**THE PROBLEM**: In full and without deviation, write out the entries that follow.

Extracted data entries
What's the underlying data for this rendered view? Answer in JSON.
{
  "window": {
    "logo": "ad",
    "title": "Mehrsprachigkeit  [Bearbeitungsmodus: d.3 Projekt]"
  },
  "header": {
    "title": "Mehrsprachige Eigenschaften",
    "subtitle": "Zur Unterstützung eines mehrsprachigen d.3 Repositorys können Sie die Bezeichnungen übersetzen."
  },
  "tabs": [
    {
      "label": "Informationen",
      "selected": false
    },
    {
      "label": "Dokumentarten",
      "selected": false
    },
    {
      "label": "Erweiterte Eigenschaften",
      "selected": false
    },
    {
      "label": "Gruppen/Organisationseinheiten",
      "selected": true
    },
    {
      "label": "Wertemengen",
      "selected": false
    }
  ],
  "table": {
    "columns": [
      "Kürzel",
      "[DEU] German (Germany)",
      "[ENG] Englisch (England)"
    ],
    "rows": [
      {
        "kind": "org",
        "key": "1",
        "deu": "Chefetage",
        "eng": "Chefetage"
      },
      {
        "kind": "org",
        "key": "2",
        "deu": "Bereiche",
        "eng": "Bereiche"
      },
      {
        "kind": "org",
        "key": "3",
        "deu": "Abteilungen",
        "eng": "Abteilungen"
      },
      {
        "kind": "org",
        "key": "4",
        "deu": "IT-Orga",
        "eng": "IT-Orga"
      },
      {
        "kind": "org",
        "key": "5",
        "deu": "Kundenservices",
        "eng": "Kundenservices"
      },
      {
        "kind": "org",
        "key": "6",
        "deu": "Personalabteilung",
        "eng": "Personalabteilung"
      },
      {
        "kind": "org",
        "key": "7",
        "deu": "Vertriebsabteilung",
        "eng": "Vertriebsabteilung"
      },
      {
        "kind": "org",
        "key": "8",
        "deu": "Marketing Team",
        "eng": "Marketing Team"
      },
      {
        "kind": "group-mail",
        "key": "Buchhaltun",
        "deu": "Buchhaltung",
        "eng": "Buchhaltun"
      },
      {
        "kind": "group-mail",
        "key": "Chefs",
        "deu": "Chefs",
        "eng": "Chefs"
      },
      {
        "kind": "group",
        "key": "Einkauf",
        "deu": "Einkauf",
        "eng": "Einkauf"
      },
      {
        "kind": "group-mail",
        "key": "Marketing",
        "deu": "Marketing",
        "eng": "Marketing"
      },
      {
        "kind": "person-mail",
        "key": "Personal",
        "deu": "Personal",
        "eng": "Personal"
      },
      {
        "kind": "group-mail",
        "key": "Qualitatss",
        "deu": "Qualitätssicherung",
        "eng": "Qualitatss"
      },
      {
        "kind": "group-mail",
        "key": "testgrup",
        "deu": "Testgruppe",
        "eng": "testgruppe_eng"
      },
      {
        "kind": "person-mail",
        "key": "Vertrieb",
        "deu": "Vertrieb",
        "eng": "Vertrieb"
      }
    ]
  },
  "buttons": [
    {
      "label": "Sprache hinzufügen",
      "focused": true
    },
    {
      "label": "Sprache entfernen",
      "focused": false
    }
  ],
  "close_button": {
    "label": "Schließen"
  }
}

**SOLUTION TO THE EXERCISE**:
What's the underlying data for this rendered view? Answer in JSON.
{
  "window": {
    "logo": "ad",
    "title": "Mehrsprachigkeit  [Bearbeitungsmodus: d.3 Projekt]"
  },
  "header": {
    "title": "Mehrsprachige Eigenschaften",
    "subtitle": "Zur Unterstützung eines mehrsprachigen d.3 Repositorys können Sie die Bezeichnungen übersetzen."
  },
  "tabs": [
    {
      "label": "Informationen",
      "selected": false
    },
    {
      "label": "Dokumentarten",
      "selected": false
    },
    {
      "label": "Erweiterte Eigenschaften",
      "selected": false
    },
    {
      "label": "Gruppen/Organisationseinheiten",
      "selected": true
    },
    {
      "label": "Wertemengen",
      "selected": false
    }
  ],
  "table": {
    "columns": [
      "Kürzel",
      "[DEU] German (Germany)",
      "[ENG] Englisch (England)"
    ],
    "rows": [
      {
        "kind": "org",
        "key": "1",
        "deu": "Chefetage",
        "eng": "Chefetage"
      },
      {
        "kind": "org",
        "key": "2",
        "deu": "Bereiche",
        "eng": "Bereiche"
      },
      {
        "kind": "org",
        "key": "3",
        "deu": "Abteilungen",
        "eng": "Abteilungen"
      },
      {
        "kind": "org",
        "key": "4",
        "deu": "IT-Orga",
        "eng": "IT-Orga"
      },
      {
        "kind": "org",
        "key": "5",
        "deu": "Kundenservices",
        "eng": "Kundenservices"
      },
      {
        "kind": "org",
        "key": "6",
        "deu": "Personalabteilung",
        "eng": "Personalabteilung"
      },
      {
        "kind": "org",
        "key": "7",
        "deu": "Vertriebsabteilung",
        "eng": "Vertriebsabteilung"
      },
      {
        "kind": "org",
        "key": "8",
        "deu": "Marketing Team",
        "eng": "Marketing Team"
      },
      {
        "kind": "group-mail",
        "key": "Buchhaltun",
        "deu": "Buchhaltung",
        "eng": "Buchhaltun"
      },
      {
        "kind": "group-mail",
        "key": "Chefs",
        "deu": "Chefs",
        "eng": "Chefs"
      },
      {
        "kind": "group",
        "key": "Einkauf",
        "deu": "Einkauf",
        "eng": "Einkauf"
      },
      {
        "kind": "group-mail",
        "key": "Marketing",
        "deu": "Marketing",
        "eng": "Marketing"
      },
      {
        "kind": "person-mail",
        "key": "Personal",
        "deu": "Personal",
        "eng": "Personal"
      },
      {
        "kind": "group-mail",
        "key": "Qualitatss",
        "deu": "Qualitätssicherung",
        "eng": "Qualitatss"
      },
      {
        "kind": "group-mail",
        "key": "testgrup",
        "deu": "Testgruppe",
        "eng": "testgruppe_eng"
      },
      {
        "kind": "person-mail",
        "key": "Vertrieb",
        "deu": "Vertrieb",
        "eng": "Vertrieb"
      }
    ]
  },
  "buttons": [
    {
      "label": "Sprache hinzufügen",
      "focused": true
    },
    {
      "label": "Sprache entfernen",
      "focused": false
    }
  ],
  "close_button": {
    "label": "Schließen"
  }
}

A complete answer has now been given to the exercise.